### Task statement
Below you will find a set of lines. Repeat them all exactly.

### Supplied material
------
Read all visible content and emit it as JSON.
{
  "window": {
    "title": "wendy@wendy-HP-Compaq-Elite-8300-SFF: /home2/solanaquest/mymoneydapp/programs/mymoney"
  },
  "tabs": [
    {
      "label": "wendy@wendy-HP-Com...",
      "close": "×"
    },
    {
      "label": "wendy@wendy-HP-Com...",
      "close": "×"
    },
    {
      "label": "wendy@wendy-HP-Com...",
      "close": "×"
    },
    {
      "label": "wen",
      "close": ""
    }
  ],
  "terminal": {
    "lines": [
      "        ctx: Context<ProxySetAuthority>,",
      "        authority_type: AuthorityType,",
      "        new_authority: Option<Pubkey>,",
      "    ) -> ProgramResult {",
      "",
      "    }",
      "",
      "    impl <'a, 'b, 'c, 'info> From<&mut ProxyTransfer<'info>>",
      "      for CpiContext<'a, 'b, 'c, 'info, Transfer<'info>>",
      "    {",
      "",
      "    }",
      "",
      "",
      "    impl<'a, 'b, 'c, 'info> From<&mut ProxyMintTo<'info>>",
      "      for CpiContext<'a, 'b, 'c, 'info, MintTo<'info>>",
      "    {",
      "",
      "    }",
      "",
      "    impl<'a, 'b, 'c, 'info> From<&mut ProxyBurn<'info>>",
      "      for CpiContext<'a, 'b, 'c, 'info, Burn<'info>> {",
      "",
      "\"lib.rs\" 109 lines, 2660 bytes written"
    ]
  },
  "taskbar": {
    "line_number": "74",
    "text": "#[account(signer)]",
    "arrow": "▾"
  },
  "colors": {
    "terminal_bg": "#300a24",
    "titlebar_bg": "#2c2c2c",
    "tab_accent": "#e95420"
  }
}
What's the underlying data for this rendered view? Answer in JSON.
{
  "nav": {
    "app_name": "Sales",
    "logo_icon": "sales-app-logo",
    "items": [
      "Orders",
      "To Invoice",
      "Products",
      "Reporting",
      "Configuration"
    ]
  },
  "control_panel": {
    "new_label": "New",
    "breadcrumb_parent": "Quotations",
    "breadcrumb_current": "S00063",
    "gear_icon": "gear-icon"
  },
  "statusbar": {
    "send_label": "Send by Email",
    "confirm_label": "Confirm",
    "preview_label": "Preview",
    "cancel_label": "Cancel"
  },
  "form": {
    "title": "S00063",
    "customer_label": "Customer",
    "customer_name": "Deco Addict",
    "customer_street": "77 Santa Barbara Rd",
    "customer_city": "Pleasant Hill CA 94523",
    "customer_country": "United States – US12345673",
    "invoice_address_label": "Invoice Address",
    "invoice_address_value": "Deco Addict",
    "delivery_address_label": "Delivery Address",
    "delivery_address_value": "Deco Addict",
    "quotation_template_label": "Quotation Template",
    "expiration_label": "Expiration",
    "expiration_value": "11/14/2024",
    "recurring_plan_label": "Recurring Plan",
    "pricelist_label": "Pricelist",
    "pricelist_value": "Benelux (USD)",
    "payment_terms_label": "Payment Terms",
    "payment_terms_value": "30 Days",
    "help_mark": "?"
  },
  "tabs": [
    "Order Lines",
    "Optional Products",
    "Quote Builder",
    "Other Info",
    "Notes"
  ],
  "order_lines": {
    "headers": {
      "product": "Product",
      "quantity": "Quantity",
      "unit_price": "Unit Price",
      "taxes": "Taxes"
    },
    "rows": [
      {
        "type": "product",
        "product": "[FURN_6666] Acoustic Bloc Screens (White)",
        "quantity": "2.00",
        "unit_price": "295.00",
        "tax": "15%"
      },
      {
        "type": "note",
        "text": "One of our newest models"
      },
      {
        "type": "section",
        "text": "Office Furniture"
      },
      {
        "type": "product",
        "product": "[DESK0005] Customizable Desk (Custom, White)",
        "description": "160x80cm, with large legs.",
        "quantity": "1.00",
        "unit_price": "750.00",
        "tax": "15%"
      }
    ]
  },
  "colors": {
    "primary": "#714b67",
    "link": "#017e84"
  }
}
------
### Final answer
Read all visible content and emit it as JSON.
{
  "window": {
    "title": "wendy@wendy-HP-Compaq-Elite-8300-SFF: /home2/solanaquest/mymoneydapp/programs/mymoney"
  },
  "tabs": [
    {
      "label": "wendy@wendy-HP-Com...",
      "close": "×"
    },
    {
      "label": "wendy@wendy-HP-Com...",
      "close": "×"
    },
    {
      "label": "wendy@wendy-HP-Com...",
      "close": "×"
    },
    {
      "label": "wen",
      "close": ""
    }
  ],
  "terminal": {
    "lines": [
      "        ctx: Context<ProxySetAuthority>,",
      "        authority_type: AuthorityType,",
      "        new_authority: Option<Pubkey>,",
      "    ) -> ProgramResult {",
      "",
      "    }",
      "",
      "    impl <'a, 'b, 'c, 'info> From<&mut ProxyTransfer<'info>>",
      "      for CpiContext<'a, 'b, 'c, 'info, Transfer<'info>>",
      "    {",
      "",
      "    }",
      "",
      "",
      "    impl<'a, 'b, 'c, 'info> From<&mut ProxyMintTo<'info>>",
      "      for CpiContext<'a, 'b, 'c, 'info, MintTo<'info>>",
      "    {",
      "",
      "    }",
      "",
      "    impl<'a, 'b, 'c, 'info> From<&mut ProxyBurn<'info>>",
      "      for CpiContext<'a, 'b, 'c, 'info, Burn<'info>> {",
      "",
      "\"lib.rs\" 109 lines, 2660 bytes written"
    ]
  },
  "taskbar": {
    "line_number": "74",
    "text": "#[account(signer)]",
    "arrow": "▾"
  },
  "colors": {
    "terminal_bg": "#300a24",
    "titlebar_bg": "#2c2c2c",
    "tab_accent": "#e95420"
  }
}
What's the underlying data for this rendered view? Answer in JSON.
{
  "nav": {
    "app_name": "Sales",
    "logo_icon": "sales-app-logo",
    "items": [
      "Orders",
      "To Invoice",
      "Products",
      "Reporting",
      "Configuration"
    ]
  },
  "control_panel": {
    "new_label": "New",
    "breadcrumb_parent": "Quotations",
    "breadcrumb_current": "S00063",
    "gear_icon": "gear-icon"
  },
  "statusbar": {
    "send_label": "Send by Email",
    "confirm_label": "Confirm",
    "preview_label": "Preview",
    "cancel_label": "Cancel"
  },
  "form": {
    "title": "S00063",
    "customer_label": "Customer",
    "customer_name": "Deco Addict",
    "customer_street": "77 Santa Barbara Rd",
    "customer_city": "Pleasant Hill CA 94523",
    "customer_country": "United States – US12345673",
    "invoice_address_label": "Invoice Address",
    "invoice_address_value": "Deco Addict",
    "delivery_address_label": "Delivery Address",
    "delivery_address_value": "Deco Addict",
    "quotation_template_label": "Quotation Template",
    "expiration_label": "Expiration",
    "expiration_value": "11/14/2024",
    "recurring_plan_label": "Recurring Plan",
    "pricelist_label": "Pricelist",
    "pricelist_value": "Benelux (USD)",
    "payment_terms_label": "Payment Terms",
    "payment_terms_value": "30 Days",
    "help_mark": "?"
  },
  "tabs": [
    "Order Lines",
    "Optional Products",
    "Quote Builder",
    "Other Info",
    "Notes"
  ],
  "order_lines": {
    "headers": {
      "product": "Product",
      "quantity": "Quantity",
      "unit_price": "Unit Price",
      "taxes": "Taxes"
    },
    "rows": [
      {
        "type": "product",
        "product": "[FURN_6666] Acoustic Bloc Screens (White)",
        "quantity": "2.00",
        "unit_price": "295.00",
        "tax": "15%"
      },
      {
        "type": "note",
        "text": "One of our newest models"
      },
      {
        "type": "section",
        "text": "Office Furniture"
      },
      {
        "type": "product",
        "product": "[DESK0005] Customizable Desk (Custom, White)",
        "description": "160x80cm, with large legs.",
        "quantity": "1.00",
        "unit_price": "750.00",
        "tax": "15%"
      }
    ]
  },
  "colors": {
    "primary": "#714b67",
    "link": "#017e84"
  }
}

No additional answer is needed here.